(Excerpts from a figure dataset)

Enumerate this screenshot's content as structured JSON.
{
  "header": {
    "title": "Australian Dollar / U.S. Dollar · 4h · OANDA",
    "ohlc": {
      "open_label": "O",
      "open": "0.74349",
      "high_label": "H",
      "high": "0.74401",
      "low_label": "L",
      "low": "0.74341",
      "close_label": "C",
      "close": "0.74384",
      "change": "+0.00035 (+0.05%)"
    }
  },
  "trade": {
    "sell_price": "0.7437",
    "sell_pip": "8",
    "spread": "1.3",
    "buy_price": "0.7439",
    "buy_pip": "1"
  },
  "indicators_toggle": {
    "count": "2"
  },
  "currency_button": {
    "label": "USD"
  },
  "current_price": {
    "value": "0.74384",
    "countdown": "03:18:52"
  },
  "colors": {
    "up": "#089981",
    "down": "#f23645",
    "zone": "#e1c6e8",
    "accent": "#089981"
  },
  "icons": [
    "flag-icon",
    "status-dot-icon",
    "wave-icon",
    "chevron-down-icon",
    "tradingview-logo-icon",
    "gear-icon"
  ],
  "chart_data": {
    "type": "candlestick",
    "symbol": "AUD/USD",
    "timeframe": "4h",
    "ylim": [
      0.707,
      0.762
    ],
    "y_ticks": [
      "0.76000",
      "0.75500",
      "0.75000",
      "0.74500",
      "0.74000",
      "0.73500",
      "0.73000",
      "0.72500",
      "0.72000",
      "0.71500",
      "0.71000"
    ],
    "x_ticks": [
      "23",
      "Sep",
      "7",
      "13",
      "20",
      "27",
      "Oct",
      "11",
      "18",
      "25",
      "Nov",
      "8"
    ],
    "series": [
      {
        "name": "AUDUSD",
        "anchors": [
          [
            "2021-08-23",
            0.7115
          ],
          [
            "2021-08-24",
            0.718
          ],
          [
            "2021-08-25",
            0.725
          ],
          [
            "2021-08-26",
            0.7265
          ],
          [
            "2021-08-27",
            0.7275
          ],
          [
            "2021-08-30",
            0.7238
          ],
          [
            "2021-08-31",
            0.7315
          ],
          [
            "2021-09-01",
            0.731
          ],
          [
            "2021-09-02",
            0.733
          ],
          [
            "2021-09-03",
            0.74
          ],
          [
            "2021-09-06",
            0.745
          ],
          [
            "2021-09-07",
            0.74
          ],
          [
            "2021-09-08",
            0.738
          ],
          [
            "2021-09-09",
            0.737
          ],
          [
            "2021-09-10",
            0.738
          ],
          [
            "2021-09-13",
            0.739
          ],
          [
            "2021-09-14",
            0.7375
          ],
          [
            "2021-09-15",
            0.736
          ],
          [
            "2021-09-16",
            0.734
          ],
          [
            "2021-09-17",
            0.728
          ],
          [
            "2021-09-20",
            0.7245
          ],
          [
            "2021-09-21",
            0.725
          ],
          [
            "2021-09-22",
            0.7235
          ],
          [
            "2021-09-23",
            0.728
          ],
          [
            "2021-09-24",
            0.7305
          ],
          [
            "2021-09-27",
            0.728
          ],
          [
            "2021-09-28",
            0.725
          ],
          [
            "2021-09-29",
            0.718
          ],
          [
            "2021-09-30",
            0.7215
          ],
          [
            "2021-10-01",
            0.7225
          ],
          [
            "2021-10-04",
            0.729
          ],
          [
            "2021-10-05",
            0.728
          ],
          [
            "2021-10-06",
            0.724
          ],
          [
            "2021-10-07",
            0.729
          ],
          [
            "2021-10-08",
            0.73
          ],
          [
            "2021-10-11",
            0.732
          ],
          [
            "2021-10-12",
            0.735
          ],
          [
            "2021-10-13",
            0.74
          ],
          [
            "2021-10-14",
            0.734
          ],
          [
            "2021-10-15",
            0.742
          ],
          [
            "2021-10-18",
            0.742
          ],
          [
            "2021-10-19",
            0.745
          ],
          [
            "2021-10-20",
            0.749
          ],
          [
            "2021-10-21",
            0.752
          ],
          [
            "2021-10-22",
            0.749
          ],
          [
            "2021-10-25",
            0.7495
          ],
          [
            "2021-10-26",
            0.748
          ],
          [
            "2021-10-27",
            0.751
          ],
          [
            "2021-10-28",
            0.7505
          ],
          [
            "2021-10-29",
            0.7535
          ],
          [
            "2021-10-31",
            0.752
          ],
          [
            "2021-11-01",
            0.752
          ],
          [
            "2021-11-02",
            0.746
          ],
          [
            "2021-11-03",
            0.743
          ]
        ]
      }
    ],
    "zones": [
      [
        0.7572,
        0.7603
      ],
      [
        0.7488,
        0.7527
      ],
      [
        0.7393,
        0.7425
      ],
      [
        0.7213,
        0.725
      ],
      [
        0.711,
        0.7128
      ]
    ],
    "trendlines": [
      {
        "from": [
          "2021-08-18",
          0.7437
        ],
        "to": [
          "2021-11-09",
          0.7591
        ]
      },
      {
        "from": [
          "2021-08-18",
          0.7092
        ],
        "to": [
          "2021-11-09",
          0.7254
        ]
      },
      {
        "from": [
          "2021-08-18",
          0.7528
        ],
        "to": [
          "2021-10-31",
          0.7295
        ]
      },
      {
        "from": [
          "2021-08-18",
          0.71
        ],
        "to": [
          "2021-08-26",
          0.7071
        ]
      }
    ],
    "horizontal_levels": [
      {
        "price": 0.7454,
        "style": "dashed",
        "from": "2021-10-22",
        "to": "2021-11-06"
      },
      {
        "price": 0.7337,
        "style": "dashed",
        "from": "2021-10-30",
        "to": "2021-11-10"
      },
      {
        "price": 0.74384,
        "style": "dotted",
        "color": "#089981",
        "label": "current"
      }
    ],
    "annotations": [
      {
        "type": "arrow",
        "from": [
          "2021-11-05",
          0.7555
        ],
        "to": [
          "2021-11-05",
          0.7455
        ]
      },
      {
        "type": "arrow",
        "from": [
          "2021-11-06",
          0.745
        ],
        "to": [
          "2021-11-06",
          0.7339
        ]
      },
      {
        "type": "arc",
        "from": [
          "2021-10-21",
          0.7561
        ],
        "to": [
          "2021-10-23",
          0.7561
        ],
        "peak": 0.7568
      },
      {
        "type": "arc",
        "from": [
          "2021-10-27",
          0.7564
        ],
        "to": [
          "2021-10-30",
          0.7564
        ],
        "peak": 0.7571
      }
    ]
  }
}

__Your instructions__
Nothing should be left out: return all of the records exactly.

__Complete output__
Enumerate this screenshot's content as structured JSON.
{
  "header": {
    "title": "Australian Dollar / U.S. Dollar · 4h · OANDA",
    "ohlc": {
      "open_label": "O",
      "open": "0.74349",
      "high_label": "H",
      "high": "0.74401",
      "low_label": "L",
      "low": "0.74341",
      "close_label": "C",
      "close": "0.74384",
      "change": "+0.00035 (+0.05%)"
    }
  },
  "trade": {
    "sell_price": "0.7437",
    "sell_pip": "8",
    "spread": "1.3",
    "buy_price": "0.7439",
    "buy_pip": "1"
  },
  "indicators_toggle": {
    "count": "2"
  },
  "currency_button": {
    "label": "USD"
  },
  "current_price": {
    "value": "0.74384",
    "countdown": "03:18:52"
  },
  "colors": {
    "up": "#089981",
    "down": "#f23645",
    "zone": "#e1c6e8",
    "accent": "#089981"
  },
  "icons": [
    "flag-icon",
    "status-dot-icon",
    "wave-icon",
    "chevron-down-icon",
    "tradingview-logo-icon",
    "gear-icon"
  ],
  "chart_data": {
    "type": "candlestick",
    "symbol": "AUD/USD",
    "timeframe": "4h",
    "ylim": [
      0.707,
      0.762
    ],
    "y_ticks": [
      "0.76000",
      "0.75500",
      "0.75000",
      "0.74500",
      "0.74000",
      "0.73500",
      "0.73000",
      "0.72500",
      "0.72000",
      "0.71500",
      "0.71000"
    ],
    "x_ticks": [
      "23",
      "Sep",
      "7",
      "13",
      "20",
      "27",
      "Oct",
      "11",
      "18",
      "25",
      "Nov",
      "8"
    ],
    "series": [
      {
        "name": "AUDUSD",
        "anchors": [
          [
            "2021-08-23",
            0.7115
          ],
          [
            "2021-08-24",
            0.718
          ],
          [
            "2021-08-25",
            0.725
          ],
          [
            "2021-08-26",
            0.7265
          ],
          [
            "2021-08-27",
            0.7275
          ],
          [
            "2021-08-30",
            0.7238
          ],
          [
            "2021-08-31",
            0.7315
          ],
          [
            "2021-09-01",
            0.731
          ],
          [
            "2021-09-02",
            0.733
          ],
          [
            "2021-09-03",
            0.74
          ],
          [
            "2021-09-06",
            0.745
          ],
          [
            "2021-09-07",
            0.74
          ],
          [
            "2021-09-08",
            0.738
          ],
          [
            "2021-09-09",
            0.737
          ],
          [
            "2021-09-10",
            0.738
          ],
          [
            "2021-09-13",
            0.739
          ],
          [
            "2021-09-14",
            0.7375
          ],
          [
            "2021-09-15",
            0.736
          ],
          [
            "2021-09-16",
            0.734
          ],
          [
            "2021-09-17",
            0.728
          ],
          [
            "2021-09-20",
            0.7245
          ],
          [
            "2021-09-21",
            0.725
          ],
          [
            "2021-09-22",
            0.7235
          ],
          [
            "2021-09-23",
            0.728
          ],
          [
            "2021-09-24",
            0.7305
          ],
          [
            "2021-09-27",
            0.728
          ],
          [
            "2021-09-28",
            0.725
          ],
          [
            "2021-09-29",
            0.718
          ],
          [
            "2021-09-30",
            0.7215
          ],
          [
            "2021-10-01",
            0.7225
          ],
          [
            "2021-10-04",
            0.729
          ],
          [
            "2021-10-05",
            0.728
          ],
          [
            "2021-10-06",
            0.724
          ],
          [
            "2021-10-07",
            0.729
          ],
          [
            "2021-10-08",
            0.73
          ],
          [
            "2021-10-11",
            0.732
          ],
          [
            "2021-10-12",
            0.735
          ],
          [
            "2021-10-13",
            0.74
          ],
          [
            "2021-10-14",
            0.734
          ],
          [
            "2021-10-15",
            0.742
          ],
          [
            "2021-10-18",
            0.742
          ],
          [
            "2021-10-19",
            0.745
          ],
          [
            "2021-10-20",
            0.749
          ],
          [
            "2021-10-21",
            0.752
          ],
          [
            "2021-10-22",
            0.749
          ],
          [
            "2021-10-25",
            0.7495
          ],
          [
            "2021-10-26",
            0.748
          ],
          [
            "2021-10-27",
            0.751
          ],
          [
            "2021-10-28",
            0.7505
          ],
          [
            "2021-10-29",
            0.7535
          ],
          [
            "2021-10-31",
            0.752
          ],
          [
            "2021-11-01",
            0.752
          ],
          [
            "2021-11-02",
            0.746
          ],
          [
            "2021-11-03",
            0.743
          ]
        ]
      }
    ],
    "zones": [
      [
        0.7572,
        0.7603
      ],
      [
        0.7488,
        0.7527
      ],
      [
        0.7393,
        0.7425
      ],
      [
        0.7213,
        0.725
      ],
      [
        0.711,
        0.7128
      ]
    ],
    "trendlines": [
      {
        "from": [
          "2021-08-18",
          0.7437
        ],
        "to": [
          "2021-11-09",
          0.7591
        ]
      },
      {
        "from": [
          "2021-08-18",
          0.7092
        ],
        "to": [
          "2021-11-09",
          0.7254
        ]
      },
      {
        "from": [
          "2021-08-18",
          0.7528
        ],
        "to": [
          "2021-10-31",
          0.7295
        ]
      },
      {
        "from": [
          "2021-08-18",
          0.71
        ],
        "to": [
          "2021-08-26",
          0.7071
        ]
      }
    ],
    "horizontal_levels": [
      {
        "price": 0.7454,
        "style": "dashed",
        "from": "2021-10-22",
        "to": "2021-11-06"
      },
      {
        "price": 0.7337,
        "style": "dashed",
        "from": "2021-10-30",
        "to": "2021-11-10"
      },
      {
        "price": 0.74384,
        "style": "dotted",
        "color": "#089981",
        "label": "current"
      }
    ],
    "annotations": [
      {
        "type": "arrow",
        "from": [
          "2021-11-05",
          0.7555
        ],
        "to": [
          "2021-11-05",
          0.7455
        ]
      },
      {
        "type": "arrow",
        "from": [
          "2021-11-06",
          0.745
        ],
        "to": [
          "2021-11-06",
          0.7339
        ]
      },
      {
        "type": "arc",
        "from": [
          "2021-10-21",
          0.7561
        ],
        "to": [
          "2021-10-23",
          0.7561
        ],
        "peak": 0.7568
      },
      {
        "type": "arc",
        "from": [
          "2021-10-27",
          0.7564
        ],
        "to": [
          "2021-10-30",
          0.7564
        ],
        "peak": 0.7571
      }
    ]
  }
}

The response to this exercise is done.